- WHAT IS NEEDED:
Scan the listing below. Report each line that includes "paid".

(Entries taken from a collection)
::::::

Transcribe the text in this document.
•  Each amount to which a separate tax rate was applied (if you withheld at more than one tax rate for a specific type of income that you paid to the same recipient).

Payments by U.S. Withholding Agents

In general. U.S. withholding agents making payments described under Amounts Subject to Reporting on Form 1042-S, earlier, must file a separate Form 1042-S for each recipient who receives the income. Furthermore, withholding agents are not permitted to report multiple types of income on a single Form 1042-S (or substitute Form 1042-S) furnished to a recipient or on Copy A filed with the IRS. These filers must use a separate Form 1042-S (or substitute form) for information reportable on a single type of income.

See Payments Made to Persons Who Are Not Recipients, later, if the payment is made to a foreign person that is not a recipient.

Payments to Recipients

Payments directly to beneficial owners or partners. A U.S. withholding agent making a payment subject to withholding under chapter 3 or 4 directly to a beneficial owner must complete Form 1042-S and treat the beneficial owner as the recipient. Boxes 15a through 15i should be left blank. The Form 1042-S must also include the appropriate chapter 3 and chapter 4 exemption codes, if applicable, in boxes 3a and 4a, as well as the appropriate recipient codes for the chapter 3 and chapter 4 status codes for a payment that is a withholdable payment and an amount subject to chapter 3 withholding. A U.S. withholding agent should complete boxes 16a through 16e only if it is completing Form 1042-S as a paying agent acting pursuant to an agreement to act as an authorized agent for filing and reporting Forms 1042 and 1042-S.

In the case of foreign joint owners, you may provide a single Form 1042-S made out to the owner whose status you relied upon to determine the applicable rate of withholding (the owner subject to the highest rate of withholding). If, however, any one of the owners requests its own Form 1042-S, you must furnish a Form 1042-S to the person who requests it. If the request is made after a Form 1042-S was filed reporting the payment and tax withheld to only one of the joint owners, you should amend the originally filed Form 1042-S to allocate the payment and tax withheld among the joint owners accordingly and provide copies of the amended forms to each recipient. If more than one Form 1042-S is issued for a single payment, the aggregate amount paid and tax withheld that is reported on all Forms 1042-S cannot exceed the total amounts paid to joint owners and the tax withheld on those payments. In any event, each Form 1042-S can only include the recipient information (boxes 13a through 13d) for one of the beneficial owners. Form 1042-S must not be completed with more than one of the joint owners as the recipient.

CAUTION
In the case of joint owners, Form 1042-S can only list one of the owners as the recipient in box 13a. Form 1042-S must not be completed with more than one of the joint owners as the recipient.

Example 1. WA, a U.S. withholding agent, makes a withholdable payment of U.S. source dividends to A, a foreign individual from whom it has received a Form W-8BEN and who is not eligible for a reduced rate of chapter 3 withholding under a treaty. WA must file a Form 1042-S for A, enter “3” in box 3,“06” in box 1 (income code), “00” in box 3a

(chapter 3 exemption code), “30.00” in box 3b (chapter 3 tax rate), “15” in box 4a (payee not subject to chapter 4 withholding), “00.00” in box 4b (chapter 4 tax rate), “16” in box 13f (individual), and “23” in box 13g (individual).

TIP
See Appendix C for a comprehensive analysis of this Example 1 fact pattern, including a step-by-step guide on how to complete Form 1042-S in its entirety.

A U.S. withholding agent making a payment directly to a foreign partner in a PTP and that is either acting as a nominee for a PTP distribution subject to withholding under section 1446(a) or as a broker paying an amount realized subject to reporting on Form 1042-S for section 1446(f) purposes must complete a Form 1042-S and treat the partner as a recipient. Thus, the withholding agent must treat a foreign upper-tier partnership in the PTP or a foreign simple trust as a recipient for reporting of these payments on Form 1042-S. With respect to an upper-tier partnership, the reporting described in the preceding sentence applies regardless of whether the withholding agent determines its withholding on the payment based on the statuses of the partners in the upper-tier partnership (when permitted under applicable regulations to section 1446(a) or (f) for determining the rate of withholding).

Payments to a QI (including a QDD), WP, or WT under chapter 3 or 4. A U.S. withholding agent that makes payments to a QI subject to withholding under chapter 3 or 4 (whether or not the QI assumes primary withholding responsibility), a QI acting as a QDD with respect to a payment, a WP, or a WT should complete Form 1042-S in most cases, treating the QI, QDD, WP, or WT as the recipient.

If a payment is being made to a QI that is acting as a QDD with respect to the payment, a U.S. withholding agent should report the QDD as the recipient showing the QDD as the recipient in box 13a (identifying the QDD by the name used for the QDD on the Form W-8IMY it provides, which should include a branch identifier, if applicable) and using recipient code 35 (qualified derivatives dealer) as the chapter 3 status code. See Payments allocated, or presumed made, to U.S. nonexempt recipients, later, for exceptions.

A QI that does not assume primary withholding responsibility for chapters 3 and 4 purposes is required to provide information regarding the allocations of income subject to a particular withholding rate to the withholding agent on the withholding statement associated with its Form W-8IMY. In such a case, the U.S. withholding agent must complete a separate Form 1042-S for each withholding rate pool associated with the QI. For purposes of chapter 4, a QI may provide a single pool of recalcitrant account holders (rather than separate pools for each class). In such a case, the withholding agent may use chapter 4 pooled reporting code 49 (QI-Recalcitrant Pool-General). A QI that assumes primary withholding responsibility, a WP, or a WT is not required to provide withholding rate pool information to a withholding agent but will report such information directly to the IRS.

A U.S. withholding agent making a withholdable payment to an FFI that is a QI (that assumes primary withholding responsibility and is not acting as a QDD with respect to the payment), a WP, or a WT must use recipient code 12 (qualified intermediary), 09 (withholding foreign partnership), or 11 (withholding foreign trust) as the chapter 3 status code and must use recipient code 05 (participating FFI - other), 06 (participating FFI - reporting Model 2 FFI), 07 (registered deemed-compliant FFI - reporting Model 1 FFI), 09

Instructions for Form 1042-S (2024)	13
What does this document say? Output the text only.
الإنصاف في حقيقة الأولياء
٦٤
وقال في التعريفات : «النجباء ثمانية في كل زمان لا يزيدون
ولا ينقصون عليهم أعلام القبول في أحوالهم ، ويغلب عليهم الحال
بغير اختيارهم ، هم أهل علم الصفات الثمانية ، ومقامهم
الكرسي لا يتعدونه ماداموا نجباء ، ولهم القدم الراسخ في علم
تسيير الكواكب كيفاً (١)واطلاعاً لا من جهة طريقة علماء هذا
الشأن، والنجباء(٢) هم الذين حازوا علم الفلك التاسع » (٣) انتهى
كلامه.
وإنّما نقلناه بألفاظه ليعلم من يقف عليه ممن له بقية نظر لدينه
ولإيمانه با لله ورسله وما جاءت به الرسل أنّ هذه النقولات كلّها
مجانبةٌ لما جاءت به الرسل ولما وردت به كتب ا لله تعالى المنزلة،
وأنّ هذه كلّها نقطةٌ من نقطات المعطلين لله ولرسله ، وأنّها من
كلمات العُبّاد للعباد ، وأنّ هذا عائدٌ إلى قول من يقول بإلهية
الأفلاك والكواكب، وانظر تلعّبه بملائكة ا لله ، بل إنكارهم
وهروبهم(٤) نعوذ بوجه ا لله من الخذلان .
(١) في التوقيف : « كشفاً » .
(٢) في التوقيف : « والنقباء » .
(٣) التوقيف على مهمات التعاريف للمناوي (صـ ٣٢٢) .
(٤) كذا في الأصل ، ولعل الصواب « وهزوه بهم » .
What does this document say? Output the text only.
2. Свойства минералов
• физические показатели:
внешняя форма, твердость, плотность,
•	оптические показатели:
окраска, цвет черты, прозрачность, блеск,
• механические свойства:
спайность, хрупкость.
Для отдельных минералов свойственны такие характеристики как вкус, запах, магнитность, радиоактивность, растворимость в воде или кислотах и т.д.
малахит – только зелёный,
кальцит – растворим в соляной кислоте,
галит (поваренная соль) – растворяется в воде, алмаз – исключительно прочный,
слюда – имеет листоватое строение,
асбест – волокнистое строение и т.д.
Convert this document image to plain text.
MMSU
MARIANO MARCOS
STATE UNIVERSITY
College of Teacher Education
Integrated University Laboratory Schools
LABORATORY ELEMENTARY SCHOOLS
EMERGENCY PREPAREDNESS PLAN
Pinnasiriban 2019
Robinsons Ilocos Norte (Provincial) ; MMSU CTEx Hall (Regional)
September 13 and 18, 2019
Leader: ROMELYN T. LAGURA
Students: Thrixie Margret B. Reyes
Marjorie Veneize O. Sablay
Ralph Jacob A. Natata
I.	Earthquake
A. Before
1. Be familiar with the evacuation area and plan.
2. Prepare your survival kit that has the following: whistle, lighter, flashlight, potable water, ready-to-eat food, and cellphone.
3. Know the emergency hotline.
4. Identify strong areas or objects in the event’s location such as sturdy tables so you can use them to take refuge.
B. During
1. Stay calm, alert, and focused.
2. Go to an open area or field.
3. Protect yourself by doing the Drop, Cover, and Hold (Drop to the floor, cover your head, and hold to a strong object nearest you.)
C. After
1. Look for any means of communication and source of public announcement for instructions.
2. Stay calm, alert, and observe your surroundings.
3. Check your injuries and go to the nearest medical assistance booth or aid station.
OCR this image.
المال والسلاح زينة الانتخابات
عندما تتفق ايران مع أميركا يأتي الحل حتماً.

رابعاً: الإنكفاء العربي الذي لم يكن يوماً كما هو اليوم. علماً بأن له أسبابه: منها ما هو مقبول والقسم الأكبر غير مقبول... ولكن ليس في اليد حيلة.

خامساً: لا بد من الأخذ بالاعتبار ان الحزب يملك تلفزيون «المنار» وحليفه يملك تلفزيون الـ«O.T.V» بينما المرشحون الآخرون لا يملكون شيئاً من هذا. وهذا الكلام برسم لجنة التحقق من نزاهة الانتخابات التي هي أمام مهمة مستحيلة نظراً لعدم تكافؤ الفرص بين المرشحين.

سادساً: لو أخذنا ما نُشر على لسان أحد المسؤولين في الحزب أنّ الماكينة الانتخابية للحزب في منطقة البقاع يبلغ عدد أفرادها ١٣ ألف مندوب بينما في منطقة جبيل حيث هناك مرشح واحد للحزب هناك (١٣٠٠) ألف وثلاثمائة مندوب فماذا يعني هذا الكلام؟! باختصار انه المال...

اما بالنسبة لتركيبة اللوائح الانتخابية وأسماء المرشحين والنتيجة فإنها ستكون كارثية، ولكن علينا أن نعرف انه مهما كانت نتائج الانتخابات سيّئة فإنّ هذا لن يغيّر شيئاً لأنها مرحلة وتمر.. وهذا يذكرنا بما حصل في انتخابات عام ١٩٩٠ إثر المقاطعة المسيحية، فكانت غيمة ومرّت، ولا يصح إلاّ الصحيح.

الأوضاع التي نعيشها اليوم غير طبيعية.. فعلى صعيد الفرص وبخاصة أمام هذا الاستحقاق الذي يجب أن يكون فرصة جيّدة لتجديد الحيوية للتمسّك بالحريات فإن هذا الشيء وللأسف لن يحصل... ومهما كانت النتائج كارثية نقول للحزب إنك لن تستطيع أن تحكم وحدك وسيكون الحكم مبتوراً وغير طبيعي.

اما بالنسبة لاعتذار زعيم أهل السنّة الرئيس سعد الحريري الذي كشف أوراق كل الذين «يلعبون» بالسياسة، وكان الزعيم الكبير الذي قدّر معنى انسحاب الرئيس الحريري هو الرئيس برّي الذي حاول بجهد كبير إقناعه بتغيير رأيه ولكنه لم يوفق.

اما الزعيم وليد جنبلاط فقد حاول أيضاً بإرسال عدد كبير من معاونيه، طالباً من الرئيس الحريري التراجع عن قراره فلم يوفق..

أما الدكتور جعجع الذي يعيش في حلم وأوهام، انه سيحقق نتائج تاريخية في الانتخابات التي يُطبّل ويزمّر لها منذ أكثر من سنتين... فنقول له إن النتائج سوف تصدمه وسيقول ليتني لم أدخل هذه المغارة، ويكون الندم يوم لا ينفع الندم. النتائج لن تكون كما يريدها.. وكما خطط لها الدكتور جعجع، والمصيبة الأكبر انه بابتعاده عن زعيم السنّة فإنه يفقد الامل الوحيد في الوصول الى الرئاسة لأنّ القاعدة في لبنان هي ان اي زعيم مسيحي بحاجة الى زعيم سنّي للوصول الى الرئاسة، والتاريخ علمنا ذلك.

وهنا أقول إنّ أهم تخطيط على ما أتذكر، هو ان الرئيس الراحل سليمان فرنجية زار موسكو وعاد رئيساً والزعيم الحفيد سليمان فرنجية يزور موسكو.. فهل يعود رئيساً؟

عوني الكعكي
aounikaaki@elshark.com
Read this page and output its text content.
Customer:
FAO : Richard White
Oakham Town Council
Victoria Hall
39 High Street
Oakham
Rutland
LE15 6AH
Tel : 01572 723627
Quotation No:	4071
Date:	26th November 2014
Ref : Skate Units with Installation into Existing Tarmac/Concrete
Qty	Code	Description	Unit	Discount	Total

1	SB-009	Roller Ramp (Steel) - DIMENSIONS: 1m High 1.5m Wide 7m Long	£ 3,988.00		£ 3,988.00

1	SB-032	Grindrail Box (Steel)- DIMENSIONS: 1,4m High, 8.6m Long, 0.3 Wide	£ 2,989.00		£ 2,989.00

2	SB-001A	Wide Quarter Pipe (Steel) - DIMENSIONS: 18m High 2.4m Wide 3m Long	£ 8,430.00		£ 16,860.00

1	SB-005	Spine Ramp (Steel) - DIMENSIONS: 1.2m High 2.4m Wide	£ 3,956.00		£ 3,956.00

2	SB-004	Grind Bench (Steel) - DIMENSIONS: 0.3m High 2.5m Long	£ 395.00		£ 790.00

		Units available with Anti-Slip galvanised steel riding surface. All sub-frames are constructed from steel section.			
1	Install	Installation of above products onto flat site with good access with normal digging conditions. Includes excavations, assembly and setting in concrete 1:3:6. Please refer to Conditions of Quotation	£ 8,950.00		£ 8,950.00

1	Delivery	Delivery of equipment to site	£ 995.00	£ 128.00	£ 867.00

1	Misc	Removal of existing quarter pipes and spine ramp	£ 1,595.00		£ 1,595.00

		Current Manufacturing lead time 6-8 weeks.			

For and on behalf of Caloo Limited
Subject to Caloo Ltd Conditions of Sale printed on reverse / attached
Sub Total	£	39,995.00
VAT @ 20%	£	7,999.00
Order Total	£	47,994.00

::::::

- THE RESULT:
•  Each amount to which a separate tax rate was applied (if you withheld at more than one tax rate for a specific type of income that you paid to the same recipient).
In the case of foreign joint owners, you may provide a single Form 1042-S made out to the owner whose status you relied upon to determine the applicable rate of withholding (the owner subject to the highest rate of withholding). If, however, any one of the owners requests its own Form 1042-S, you must furnish a Form 1042-S to the person who requests it. If the request is made after a Form 1042-S was filed reporting the payment and tax withheld to only one of the joint owners, you should amend the originally filed Form 1042-S to allocate the payment and tax withheld among the joint owners accordingly and provide copies of the amended forms to each recipient. If more than one Form 1042-S is issued for a single payment, the aggregate amount paid and tax withheld that is reported on all Forms 1042-S cannot exceed the total amounts paid to joint owners and the tax withheld on those payments. In any event, each Form 1042-S can only include the recipient information (boxes 13a through 13d) for one of the beneficial owners. Form 1042-S must not be completed with more than one of the joint owners as the recipient.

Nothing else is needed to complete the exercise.